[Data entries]

'''

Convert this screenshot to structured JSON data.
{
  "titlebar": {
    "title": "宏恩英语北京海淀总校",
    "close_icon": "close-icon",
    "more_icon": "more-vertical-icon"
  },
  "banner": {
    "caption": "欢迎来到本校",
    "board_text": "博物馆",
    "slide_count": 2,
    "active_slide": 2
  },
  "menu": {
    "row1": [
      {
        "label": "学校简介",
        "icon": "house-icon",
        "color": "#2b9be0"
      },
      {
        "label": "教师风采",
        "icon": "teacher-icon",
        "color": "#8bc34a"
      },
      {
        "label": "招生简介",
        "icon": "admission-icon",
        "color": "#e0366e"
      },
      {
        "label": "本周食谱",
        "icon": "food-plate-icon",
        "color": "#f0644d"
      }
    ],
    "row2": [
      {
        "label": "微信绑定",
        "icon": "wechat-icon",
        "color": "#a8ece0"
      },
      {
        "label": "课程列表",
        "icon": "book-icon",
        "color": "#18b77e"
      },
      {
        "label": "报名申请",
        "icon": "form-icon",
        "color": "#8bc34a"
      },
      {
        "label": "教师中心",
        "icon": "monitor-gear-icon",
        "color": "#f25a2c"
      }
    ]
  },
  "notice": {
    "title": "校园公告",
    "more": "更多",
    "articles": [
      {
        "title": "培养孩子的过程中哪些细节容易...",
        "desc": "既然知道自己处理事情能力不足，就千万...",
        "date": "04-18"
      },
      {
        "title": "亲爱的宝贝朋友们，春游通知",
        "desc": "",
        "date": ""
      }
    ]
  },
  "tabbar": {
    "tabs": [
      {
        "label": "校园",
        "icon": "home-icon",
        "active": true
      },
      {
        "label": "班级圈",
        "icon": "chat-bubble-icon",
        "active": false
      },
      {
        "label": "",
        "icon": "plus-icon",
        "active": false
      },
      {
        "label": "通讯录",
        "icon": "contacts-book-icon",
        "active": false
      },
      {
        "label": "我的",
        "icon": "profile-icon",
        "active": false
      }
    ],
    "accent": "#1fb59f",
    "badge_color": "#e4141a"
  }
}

'''

**THE PROBLEM**.
How many of the lines above hold "book"? Answer with only the number.

**RESPONSE TO THIS TASK**.
2